EXCERPT PROVIDED »

+++++

Genre is a curiosity. The idea of a novel as a genre for a bookstore means something very different than it does for the author of a book. I can’t help but think of another French writer, Adrien Bosc, who’s “novel” Constellation was translated last year. Americans are more thoughtful of the distinctions between fiction and nonfiction, while in French the flexibility always existed. I’m paraphrasing what Bosc said, the moment information is organized by chapters, there is a kind of fiction that exists. In Angot’s case, even if this was based on memoir, there is an inclination to fictionalize due to the nature of the material. Also, she insists that “I don’t have the right to use real names, the lawyer has forbidden it, not even real initials.”

You don’t title a book ‘Incest’ without looking to get a rise out of people.

If we consider this as nonfiction, albeit nonfiction as a metaphor, it strikes me that she is making linkages between unconnected ideas, the mashing up she talks about. Also in context to sexual abuse, that writing is about power and vulnerability. Do you think I’m reading too much into this?

HSP: I’m less concerned with trying to figure out how true something is than I am trying to figure out how I understand it or experience it while reading, anyway, since that’s the only part of this I control. The author writes it down, choosing details and edits certain things out, so even a memoir becomes a representation. That goes to what Bosc is saying with his ideas about imposing a narrative structure. Angot seems to want to muddy things — her deliberate choice of, conflation of, and emphasis on names from her actual life draws attention to the fact that readers look for autobiographical connections, or truth. In the passage you mention, she calls her own work “serious invasion of the privacy of the author’s father, as she recounts their incestuous relations in precise detail.” She wants to push the genre button, too. Pushing readers toward autobiographical details feels like it’s in line with how she wants to shock.

I don’t think you’re reading too much into it. Sex is transactional, and so too is writing. Writing is manipulative; asking a reader to feel things while their eyes look at words on a page. There’s power changing hands in both scenarios. Both involve vulnerability, and incest is a perversion of healthy boundaries. It makes sense to me Angot wants to push boundaries in her writing, too. Angot’s mimetic style forces a reader to be in her narrator’s head and I would argue it’s not a comfortable space — but that she doesn’t want it to be. She says, “my mental structure is incestuous… I associate things others don’t associate” and “I suffer from hypermesia, too strong a memory.” She wants us to feel uncomfortable, to feel too much. She wants us to feel what her narrator feels.

Sex is transactional, and so too is writing. Both involve vulnerability, and incest is a perversion of healthy boundaries.

+++++

EXPLORE THE MATERIAL »
1. Decide whether each statement below agrees with the discussion of Angot's writing, answering yes or no and quoting the words of the text that settle it: (a) HSP is mainly concerned with figuring out how true something is. (b) Bosc's Constellation was translated last year. (c) Angot's lawyer allowed her to use real initials.
2. Rewrite everything from "I don’t think" down to "what her narrator feels." in the discussion of Angot's writing, putting "persuasive" in place of "manipulative".

+++++

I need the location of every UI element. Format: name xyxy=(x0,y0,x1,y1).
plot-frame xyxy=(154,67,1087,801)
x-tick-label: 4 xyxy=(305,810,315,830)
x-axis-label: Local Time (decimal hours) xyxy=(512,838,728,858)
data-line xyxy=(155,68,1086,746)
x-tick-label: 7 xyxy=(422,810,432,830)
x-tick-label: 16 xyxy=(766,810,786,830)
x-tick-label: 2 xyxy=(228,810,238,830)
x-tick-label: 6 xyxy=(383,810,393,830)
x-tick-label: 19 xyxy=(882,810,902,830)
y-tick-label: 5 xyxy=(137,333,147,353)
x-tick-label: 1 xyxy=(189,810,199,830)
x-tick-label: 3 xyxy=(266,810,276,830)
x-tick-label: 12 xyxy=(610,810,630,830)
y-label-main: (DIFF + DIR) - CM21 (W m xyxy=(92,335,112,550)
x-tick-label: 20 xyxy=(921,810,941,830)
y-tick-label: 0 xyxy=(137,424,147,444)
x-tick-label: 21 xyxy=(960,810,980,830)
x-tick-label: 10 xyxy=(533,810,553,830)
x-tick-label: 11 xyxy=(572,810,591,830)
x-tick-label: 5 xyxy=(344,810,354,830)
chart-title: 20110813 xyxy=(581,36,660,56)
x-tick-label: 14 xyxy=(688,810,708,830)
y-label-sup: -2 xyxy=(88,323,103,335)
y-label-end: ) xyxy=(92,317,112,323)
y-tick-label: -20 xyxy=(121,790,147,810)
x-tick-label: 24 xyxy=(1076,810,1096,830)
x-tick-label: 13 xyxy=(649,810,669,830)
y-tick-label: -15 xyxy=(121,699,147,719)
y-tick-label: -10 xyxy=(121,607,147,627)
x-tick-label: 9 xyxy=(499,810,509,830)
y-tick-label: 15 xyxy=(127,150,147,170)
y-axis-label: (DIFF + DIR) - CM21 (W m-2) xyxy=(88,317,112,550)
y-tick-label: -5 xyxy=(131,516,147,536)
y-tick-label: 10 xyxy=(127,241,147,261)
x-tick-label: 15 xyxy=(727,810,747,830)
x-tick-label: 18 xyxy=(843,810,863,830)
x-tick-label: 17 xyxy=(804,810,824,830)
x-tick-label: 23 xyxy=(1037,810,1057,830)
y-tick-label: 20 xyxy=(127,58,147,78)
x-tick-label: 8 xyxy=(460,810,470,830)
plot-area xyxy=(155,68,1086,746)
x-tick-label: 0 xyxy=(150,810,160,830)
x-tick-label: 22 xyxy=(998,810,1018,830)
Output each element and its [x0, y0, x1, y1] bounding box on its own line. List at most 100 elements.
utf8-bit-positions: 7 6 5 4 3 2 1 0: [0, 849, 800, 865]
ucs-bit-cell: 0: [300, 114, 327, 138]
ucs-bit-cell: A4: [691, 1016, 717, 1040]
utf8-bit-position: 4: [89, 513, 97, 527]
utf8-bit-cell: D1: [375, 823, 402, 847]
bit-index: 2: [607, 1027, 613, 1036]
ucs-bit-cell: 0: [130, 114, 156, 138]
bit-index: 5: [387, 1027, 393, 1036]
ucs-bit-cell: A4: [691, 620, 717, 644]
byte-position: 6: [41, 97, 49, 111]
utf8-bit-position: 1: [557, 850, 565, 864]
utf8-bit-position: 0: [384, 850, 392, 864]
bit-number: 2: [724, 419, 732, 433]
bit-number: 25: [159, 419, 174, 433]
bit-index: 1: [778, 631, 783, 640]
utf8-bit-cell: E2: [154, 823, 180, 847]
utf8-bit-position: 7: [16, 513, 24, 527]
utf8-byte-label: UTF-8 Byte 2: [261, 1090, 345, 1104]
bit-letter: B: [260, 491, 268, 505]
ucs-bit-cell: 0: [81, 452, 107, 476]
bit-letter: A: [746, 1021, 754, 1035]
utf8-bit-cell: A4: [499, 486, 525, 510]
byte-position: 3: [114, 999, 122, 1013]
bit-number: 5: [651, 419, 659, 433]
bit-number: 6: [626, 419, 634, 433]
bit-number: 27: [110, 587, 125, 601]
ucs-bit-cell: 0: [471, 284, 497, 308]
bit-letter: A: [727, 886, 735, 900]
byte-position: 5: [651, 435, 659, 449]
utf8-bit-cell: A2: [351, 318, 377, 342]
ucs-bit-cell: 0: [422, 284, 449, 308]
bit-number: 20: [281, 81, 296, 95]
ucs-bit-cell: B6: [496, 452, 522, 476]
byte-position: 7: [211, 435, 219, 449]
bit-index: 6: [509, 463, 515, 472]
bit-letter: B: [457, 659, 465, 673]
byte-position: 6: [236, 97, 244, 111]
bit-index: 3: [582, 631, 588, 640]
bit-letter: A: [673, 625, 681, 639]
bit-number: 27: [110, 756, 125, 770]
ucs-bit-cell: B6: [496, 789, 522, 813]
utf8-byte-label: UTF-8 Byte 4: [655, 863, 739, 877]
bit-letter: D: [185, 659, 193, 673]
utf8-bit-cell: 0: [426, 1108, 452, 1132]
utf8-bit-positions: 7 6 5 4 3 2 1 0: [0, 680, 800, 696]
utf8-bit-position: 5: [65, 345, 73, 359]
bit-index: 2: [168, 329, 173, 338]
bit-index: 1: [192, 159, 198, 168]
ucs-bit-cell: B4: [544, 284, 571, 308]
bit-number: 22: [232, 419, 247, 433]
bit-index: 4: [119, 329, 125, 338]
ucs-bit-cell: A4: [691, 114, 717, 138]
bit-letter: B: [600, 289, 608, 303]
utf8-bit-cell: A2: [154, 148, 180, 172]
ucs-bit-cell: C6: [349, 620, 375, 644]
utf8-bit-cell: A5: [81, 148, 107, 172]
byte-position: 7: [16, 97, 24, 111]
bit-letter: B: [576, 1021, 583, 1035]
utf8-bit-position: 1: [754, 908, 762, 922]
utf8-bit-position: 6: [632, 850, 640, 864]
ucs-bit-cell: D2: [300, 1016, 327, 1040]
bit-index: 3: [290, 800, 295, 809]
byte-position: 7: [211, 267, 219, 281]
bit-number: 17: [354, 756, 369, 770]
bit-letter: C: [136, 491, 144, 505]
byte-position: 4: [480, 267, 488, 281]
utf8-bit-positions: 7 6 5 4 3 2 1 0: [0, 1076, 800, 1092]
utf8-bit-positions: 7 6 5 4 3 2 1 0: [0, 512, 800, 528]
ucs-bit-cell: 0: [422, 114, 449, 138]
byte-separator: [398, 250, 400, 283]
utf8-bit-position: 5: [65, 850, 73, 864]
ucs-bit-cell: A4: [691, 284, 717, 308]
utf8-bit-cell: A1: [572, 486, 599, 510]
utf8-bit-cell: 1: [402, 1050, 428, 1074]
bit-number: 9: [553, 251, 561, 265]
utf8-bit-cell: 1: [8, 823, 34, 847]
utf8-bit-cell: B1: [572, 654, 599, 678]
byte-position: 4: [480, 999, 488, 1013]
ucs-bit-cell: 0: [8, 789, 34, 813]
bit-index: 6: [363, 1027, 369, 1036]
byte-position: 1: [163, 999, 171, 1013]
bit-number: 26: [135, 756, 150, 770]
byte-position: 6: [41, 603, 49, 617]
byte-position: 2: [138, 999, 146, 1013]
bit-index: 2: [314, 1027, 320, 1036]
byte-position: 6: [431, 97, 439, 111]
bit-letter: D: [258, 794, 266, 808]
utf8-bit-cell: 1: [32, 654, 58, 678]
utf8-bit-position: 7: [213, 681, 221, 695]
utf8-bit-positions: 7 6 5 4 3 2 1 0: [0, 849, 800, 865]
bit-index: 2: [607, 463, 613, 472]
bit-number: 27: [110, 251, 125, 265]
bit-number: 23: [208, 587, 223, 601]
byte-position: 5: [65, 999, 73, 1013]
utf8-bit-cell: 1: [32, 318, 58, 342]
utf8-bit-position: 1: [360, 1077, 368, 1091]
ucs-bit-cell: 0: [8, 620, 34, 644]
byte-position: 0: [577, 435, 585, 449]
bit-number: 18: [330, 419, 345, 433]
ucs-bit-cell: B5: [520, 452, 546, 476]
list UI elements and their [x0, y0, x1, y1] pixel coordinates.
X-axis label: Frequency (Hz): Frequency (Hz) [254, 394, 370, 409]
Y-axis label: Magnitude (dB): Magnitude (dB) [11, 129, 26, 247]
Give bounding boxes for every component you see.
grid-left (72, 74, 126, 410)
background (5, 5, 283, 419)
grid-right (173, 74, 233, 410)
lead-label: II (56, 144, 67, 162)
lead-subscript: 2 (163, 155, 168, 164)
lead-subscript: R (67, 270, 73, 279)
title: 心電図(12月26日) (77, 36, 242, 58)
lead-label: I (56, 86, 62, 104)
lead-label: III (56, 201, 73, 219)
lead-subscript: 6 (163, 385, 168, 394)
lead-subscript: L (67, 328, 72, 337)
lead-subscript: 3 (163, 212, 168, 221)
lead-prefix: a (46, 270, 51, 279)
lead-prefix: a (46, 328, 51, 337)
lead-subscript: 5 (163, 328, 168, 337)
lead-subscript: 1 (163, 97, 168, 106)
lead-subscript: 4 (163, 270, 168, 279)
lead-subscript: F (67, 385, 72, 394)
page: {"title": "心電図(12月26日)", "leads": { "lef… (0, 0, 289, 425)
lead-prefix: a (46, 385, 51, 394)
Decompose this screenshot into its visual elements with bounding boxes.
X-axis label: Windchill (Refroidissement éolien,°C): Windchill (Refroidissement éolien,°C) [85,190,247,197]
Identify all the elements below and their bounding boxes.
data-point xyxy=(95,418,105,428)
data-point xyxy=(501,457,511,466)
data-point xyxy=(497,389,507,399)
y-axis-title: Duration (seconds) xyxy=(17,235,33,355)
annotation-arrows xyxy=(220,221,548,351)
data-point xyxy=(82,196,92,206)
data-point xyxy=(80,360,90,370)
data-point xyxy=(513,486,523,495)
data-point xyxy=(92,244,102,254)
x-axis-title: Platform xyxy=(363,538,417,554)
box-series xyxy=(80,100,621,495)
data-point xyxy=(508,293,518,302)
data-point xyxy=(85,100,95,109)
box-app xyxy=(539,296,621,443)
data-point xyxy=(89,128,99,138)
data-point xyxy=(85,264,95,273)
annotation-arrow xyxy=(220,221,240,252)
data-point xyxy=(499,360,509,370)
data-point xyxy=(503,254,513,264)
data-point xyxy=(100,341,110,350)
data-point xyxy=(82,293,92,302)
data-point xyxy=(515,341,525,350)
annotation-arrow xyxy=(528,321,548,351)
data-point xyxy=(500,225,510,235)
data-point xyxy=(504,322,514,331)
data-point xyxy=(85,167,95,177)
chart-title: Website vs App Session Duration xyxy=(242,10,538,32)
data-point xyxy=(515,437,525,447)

+++++

RESPONSES »
1.
(a) No: "I’m less concerned with trying to figure out how true something is"
(b) Yes: "who’s “novel” Constellation was translated last year"
(c) No: "the lawyer has forbidden it, not even real initials."

2.
I don’t think you’re reading too much into it. Sex is transactional, and so too is writing. Writing is persuasive; asking a reader to feel things while their eyes look at words on a page. There’s power changing hands in both scenarios. Both involve vulnerability, and incest is a perversion of healthy boundaries. It makes sense to me Angot wants to push boundaries in her writing, too. Angot’s mimetic style forces a reader to be in her narrator’s head and I would argue it’s not a comfortable space — but that she doesn’t want it to be. She says, “my mental structure is incestuous… I associate things others don’t associate” and “I suffer from hypermesia, too strong a memory.” She wants us to feel uncomfortable, to feel too much. She wants us to feel what her narrator feels.